- _What needs to be done_
Set the following entries down again exactly, line by line.

[Recorded data]
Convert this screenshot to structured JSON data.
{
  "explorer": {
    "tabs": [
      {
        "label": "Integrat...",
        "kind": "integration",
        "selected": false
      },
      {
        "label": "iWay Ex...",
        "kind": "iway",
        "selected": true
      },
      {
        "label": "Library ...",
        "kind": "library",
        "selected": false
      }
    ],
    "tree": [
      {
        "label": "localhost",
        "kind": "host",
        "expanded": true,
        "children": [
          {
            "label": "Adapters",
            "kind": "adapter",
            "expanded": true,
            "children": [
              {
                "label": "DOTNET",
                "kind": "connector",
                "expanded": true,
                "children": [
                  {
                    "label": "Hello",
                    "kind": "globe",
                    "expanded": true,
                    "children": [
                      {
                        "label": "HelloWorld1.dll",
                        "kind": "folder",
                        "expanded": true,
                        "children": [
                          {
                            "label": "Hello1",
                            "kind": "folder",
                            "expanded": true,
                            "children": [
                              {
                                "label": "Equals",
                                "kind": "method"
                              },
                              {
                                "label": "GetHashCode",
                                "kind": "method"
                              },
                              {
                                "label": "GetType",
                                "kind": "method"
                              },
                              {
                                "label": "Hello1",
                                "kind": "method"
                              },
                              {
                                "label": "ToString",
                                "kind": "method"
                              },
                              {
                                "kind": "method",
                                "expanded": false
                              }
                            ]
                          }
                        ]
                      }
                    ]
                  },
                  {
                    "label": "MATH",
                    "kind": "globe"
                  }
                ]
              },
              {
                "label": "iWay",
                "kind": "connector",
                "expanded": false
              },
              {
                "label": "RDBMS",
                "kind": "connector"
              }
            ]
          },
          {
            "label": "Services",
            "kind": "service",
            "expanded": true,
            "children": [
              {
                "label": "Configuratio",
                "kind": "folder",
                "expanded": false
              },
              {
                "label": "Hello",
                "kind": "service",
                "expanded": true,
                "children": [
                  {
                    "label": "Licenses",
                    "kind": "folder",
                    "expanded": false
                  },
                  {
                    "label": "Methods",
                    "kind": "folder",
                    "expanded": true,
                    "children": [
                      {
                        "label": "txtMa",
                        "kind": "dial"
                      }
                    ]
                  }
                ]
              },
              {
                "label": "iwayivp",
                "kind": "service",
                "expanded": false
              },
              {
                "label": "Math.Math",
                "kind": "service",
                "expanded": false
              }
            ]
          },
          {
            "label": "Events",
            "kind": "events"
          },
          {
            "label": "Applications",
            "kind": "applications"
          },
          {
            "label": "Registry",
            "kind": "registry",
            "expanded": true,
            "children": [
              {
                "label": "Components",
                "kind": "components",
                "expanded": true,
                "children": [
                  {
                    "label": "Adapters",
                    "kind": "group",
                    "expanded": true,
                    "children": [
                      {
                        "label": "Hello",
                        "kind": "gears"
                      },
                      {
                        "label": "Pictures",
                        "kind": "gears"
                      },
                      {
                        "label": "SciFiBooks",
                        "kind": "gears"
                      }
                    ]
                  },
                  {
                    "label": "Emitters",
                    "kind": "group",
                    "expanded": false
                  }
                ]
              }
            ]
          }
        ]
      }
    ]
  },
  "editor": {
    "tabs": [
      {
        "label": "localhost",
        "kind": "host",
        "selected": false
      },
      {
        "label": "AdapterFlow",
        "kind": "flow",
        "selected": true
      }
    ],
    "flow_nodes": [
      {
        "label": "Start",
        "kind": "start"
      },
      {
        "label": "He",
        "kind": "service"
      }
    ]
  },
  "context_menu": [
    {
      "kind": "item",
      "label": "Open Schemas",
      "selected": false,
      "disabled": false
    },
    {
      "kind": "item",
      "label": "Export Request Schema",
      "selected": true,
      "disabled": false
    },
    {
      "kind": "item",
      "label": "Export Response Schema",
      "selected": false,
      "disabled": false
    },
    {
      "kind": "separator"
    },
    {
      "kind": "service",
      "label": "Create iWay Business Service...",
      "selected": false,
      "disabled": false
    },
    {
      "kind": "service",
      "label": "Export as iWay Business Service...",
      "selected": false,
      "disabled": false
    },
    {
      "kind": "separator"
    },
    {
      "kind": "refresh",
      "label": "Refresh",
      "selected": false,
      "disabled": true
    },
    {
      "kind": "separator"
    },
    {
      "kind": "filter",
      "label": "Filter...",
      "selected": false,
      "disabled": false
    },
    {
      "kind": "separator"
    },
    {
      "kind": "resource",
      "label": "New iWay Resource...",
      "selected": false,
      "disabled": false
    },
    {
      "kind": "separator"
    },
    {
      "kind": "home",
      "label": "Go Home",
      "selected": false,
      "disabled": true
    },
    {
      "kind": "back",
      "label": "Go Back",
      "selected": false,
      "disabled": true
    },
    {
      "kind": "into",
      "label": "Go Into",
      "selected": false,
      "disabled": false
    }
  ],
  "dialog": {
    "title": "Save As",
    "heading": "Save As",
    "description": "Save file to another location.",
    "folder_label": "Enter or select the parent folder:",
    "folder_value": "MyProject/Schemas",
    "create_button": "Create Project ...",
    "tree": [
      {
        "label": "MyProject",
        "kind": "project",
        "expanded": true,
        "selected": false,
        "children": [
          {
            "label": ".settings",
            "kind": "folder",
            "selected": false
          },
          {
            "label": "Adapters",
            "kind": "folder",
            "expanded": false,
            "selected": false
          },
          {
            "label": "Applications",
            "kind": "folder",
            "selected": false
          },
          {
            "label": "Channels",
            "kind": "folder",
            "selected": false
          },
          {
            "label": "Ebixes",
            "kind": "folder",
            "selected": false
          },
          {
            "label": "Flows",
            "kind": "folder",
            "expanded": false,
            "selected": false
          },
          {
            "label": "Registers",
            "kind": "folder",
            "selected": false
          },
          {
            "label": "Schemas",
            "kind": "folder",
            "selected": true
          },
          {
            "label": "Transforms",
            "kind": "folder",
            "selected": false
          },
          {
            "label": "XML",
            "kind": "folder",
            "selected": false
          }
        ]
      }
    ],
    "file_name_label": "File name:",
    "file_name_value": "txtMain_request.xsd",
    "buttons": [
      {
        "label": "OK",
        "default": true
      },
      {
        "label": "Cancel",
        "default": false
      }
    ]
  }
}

- _Finished answer_
Convert this screenshot to structured JSON data.
{
  "explorer": {
    "tabs": [
      {
        "label": "Integrat...",
        "kind": "integration",
        "selected": false
      },
      {
        "label": "iWay Ex...",
        "kind": "iway",
        "selected": true
      },
      {
        "label": "Library ...",
        "kind": "library",
        "selected": false
      }
    ],
    "tree": [
      {
        "label": "localhost",
        "kind": "host",
        "expanded": true,
        "children": [
          {
            "label": "Adapters",
            "kind": "adapter",
            "expanded": true,
            "children": [
              {
                "label": "DOTNET",
                "kind": "connector",
                "expanded": true,
                "children": [
                  {
                    "label": "Hello",
                    "kind": "globe",
                    "expanded": true,
                    "children": [
                      {
                        "label": "HelloWorld1.dll",
                        "kind": "folder",
                        "expanded": true,
                        "children": [
                          {
                            "label": "Hello1",
                            "kind": "folder",
                            "expanded": true,
                            "children": [
                              {
                                "label": "Equals",
                                "kind": "method"
                              },
                              {
                                "label": "GetHashCode",
                                "kind": "method"
                              },
                              {
                                "label": "GetType",
                                "kind": "method"
                              },
                              {
                                "label": "Hello1",
                                "kind": "method"
                              },
                              {
                                "label": "ToString",
                                "kind": "method"
                              },
                              {
                                "kind": "method",
                                "expanded": false
                              }
                            ]
                          }
                        ]
                      }
                    ]
                  },
                  {
                    "label": "MATH",
                    "kind": "globe"
                  }
                ]
              },
              {
                "label": "iWay",
                "kind": "connector",
                "expanded": false
              },
              {
                "label": "RDBMS",
                "kind": "connector"
              }
            ]
          },
          {
            "label": "Services",
            "kind": "service",
            "expanded": true,
            "children": [
              {
                "label": "Configuratio",
                "kind": "folder",
                "expanded": false
              },
              {
                "label": "Hello",
                "kind": "service",
                "expanded": true,
                "children": [
                  {
                    "label": "Licenses",
                    "kind": "folder",
                    "expanded": false
                  },
                  {
                    "label": "Methods",
                    "kind": "folder",
                    "expanded": true,
                    "children": [
                      {
                        "label": "txtMa",
                        "kind": "dial"
                      }
                    ]
                  }
                ]
              },
              {
                "label": "iwayivp",
                "kind": "service",
                "expanded": false
              },
              {
                "label": "Math.Math",
                "kind": "service",
                "expanded": false
              }
            ]
          },
          {
            "label": "Events",
            "kind": "events"
          },
          {
            "label": "Applications",
            "kind": "applications"
          },
          {
            "label": "Registry",
            "kind": "registry",
            "expanded": true,
            "children": [
              {
                "label": "Components",
                "kind": "components",
                "expanded": true,
                "children": [
                  {
                    "label": "Adapters",
                    "kind": "group",
                    "expanded": true,
                    "children": [
                      {
                        "label": "Hello",
                        "kind": "gears"
                      },
                      {
                        "label": "Pictures",
                        "kind": "gears"
                      },
                      {
                        "label": "SciFiBooks",
                        "kind": "gears"
                      }
                    ]
                  },
                  {
                    "label": "Emitters",
                    "kind": "group",
                    "expanded": false
                  }
                ]
              }
            ]
          }
        ]
      }
    ]
  },
  "editor": {
    "tabs": [
      {
        "label": "localhost",
        "kind": "host",
        "selected": false
      },
      {
        "label": "AdapterFlow",
        "kind": "flow",
        "selected": true
      }
    ],
    "flow_nodes": [
      {
        "label": "Start",
        "kind": "start"
      },
      {
        "label": "He",
        "kind": "service"
      }
    ]
  },
  "context_menu": [
    {
      "kind": "item",
      "label": "Open Schemas",
      "selected": false,
      "disabled": false
    },
    {
      "kind": "item",
      "label": "Export Request Schema",
      "selected": true,
      "disabled": false
    },
    {
      "kind": "item",
      "label": "Export Response Schema",
      "selected": false,
      "disabled": false
    },
    {
      "kind": "separator"
    },
    {
      "kind": "service",
      "label": "Create iWay Business Service...",
      "selected": false,
      "disabled": false
    },
    {
      "kind": "service",
      "label": "Export as iWay Business Service...",
      "selected": false,
      "disabled": false
    },
    {
      "kind": "separator"
    },
    {
      "kind": "refresh",
      "label": "Refresh",
      "selected": false,
      "disabled": true
    },
    {
      "kind": "separator"
    },
    {
      "kind": "filter",
      "label": "Filter...",
      "selected": false,
      "disabled": false
    },
    {
      "kind": "separator"
    },
    {
      "kind": "resource",
      "label": "New iWay Resource...",
      "selected": false,
      "disabled": false
    },
    {
      "kind": "separator"
    },
    {
      "kind": "home",
      "label": "Go Home",
      "selected": false,
      "disabled": true
    },
    {
      "kind": "back",
      "label": "Go Back",
      "selected": false,
      "disabled": true
    },
    {
      "kind": "into",
      "label": "Go Into",
      "selected": false,
      "disabled": false
    }
  ],
  "dialog": {
    "title": "Save As",
    "heading": "Save As",
    "description": "Save file to another location.",
    "folder_label": "Enter or select the parent folder:",
    "folder_value": "MyProject/Schemas",
    "create_button": "Create Project ...",
    "tree": [
      {
        "label": "MyProject",
        "kind": "project",
        "expanded": true,
        "selected": false,
        "children": [
          {
            "label": ".settings",
            "kind": "folder",
            "selected": false
          },
          {
            "label": "Adapters",
            "kind": "folder",
            "expanded": false,
            "selected": false
          },
          {
            "label": "Applications",
            "kind": "folder",
            "selected": false
          },
          {
            "label": "Channels",
            "kind": "folder",
            "selected": false
          },
          {
            "label": "Ebixes",
            "kind": "folder",
            "selected": false
          },
          {
            "label": "Flows",
            "kind": "folder",
            "expanded": false,
            "selected": false
          },
          {
            "label": "Registers",
            "kind": "folder",
            "selected": false
          },
          {
            "label": "Schemas",
            "kind": "folder",
            "selected": true
          },
          {
            "label": "Transforms",
            "kind": "folder",
            "selected": false
          },
          {
            "label": "XML",
            "kind": "folder",
            "selected": false
          }
        ]
      }
    ],
    "file_name_label": "File name:",
    "file_name_value": "txtMain_request.xsd",
    "buttons": [
      {
        "label": "OK",
        "default": true
      },
      {
        "label": "Cancel",
        "default": false
      }
    ]
  }
}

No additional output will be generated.